Key Concepts from Lecture 2

Reynolds Number

Reynolds number predicts the extent of turbulence in a fluid based on how fast the fluid is flowing, the geometry of the flow (how deep and wide it is, etc.), and the density and viscosity the of the fluid.

\[Re = \dfrac{\text{fluid inertial forces}}{\text{fluid viscous forces}} = \dfrac{l \times u \times \rho}{µ} \tag{3.1}\]

where the variables are

  • flow velocity (\(u\)),
  • characteristic length (\(l\)) which represents flow geometry, say river depth,
  • fluid density  (\(\rho\)), and
  • fluid viscosity (\(µ\)).

For the version of the equation we are using, turbulent flow has Re is greater than 2000 and laminar flow has Re is less than 500. Flow with Re between 500 and 2000 is transitional and has some characteristics of laminar flow, but some turbulence as well.  (Note that different versions of the Reynolds equation are used for different flow geometries and different equations have different numerical boundaries between laminar, transitional, and turbulent flows.)

Task list:
A. Answer these from the Reynolds number notes:
(i) What does the characteristic length represent?
(ii) Above what Re value is flow turbulent for the version of the equation being used?
(iii) Reynolds number is the ratio of which two forces?
B. Return the passage from the Reynolds number notes that begins at the words "where the variables" and stops after "and turbulent flows.)", copied unchanged.
C. Translate this sentence from the Reynolds number notes into Spanish: "Flow with Re between 500 and 2000 is transitional and has some characteristics of laminar flow, but some turbulence as well."

Record set:
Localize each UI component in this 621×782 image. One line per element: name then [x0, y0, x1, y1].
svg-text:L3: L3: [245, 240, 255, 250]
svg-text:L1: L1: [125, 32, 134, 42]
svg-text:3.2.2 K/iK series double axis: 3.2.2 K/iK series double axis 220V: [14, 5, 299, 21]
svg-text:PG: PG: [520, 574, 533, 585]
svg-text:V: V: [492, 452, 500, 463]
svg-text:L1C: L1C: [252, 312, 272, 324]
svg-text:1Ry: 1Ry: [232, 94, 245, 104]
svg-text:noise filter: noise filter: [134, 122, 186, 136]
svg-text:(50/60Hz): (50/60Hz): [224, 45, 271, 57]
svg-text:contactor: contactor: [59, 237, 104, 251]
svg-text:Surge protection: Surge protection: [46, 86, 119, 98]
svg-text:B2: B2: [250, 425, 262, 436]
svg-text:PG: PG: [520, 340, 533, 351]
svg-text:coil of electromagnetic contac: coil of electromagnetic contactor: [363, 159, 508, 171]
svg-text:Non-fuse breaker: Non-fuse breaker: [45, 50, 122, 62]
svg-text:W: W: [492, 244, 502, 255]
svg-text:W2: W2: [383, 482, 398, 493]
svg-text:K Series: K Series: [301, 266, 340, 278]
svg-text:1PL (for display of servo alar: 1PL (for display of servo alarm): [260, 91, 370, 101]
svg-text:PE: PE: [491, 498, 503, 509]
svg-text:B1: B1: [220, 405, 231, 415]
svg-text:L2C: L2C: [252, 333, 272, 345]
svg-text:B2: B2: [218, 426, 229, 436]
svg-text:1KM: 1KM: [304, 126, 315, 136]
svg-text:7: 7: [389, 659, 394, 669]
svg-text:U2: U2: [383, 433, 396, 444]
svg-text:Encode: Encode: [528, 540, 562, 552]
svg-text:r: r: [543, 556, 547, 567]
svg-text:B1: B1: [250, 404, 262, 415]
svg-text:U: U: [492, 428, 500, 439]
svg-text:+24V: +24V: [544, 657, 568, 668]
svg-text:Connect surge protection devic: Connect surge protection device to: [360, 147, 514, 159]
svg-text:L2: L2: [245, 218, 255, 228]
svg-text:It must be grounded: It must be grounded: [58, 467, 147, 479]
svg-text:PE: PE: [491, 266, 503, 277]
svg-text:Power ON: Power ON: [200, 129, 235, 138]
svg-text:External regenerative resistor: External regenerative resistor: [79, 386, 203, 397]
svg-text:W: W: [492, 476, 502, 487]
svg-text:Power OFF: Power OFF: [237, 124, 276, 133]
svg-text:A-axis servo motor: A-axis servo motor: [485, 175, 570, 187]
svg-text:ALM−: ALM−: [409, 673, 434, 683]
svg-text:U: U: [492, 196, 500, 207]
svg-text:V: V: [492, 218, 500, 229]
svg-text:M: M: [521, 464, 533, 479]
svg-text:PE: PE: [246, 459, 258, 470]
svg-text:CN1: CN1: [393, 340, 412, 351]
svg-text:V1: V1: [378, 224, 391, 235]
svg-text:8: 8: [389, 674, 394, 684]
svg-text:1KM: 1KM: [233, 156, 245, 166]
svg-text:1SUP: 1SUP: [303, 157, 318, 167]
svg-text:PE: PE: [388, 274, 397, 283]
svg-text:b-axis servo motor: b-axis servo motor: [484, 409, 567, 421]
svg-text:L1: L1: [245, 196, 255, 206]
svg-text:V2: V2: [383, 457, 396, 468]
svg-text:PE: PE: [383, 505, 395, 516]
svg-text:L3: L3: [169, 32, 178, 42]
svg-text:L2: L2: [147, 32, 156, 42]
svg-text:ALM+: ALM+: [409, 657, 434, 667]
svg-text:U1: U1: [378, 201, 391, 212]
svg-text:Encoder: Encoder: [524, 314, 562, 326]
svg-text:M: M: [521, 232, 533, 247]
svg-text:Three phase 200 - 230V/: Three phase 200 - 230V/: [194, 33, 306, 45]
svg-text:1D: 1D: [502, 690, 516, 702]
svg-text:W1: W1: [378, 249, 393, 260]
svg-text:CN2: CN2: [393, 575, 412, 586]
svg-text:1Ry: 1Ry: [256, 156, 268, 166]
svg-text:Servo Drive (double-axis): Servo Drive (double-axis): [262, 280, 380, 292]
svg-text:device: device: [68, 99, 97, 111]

Solutions below:
A.
(i) Flow geometry, for example river depth.
(ii) 2000.
(iii) Fluid inertial forces to fluid viscous forces.

B.
where the variables are

  • flow velocity (\(u\)),
  • characteristic length (\(l\)) which represents flow geometry, say river depth,
  • fluid density  (\(\rho\)), and
  • fluid viscosity (\(µ\)).

For the version of the equation we are using, turbulent flow has Re is greater than 2000 and laminar flow has Re is less than 500. Flow with Re between 500 and 2000 is transitional and has some characteristics of laminar flow, but some turbulence as well.  (Note that different versions of the Reynolds equation are used for different flow geometries and different equations have different numerical boundaries between laminar, transitional, and turbulent flows.)

C. El flujo con Re entre 500 y 2000 es de transición y tiene algunas características del flujo laminar, pero también algo de turbulencia.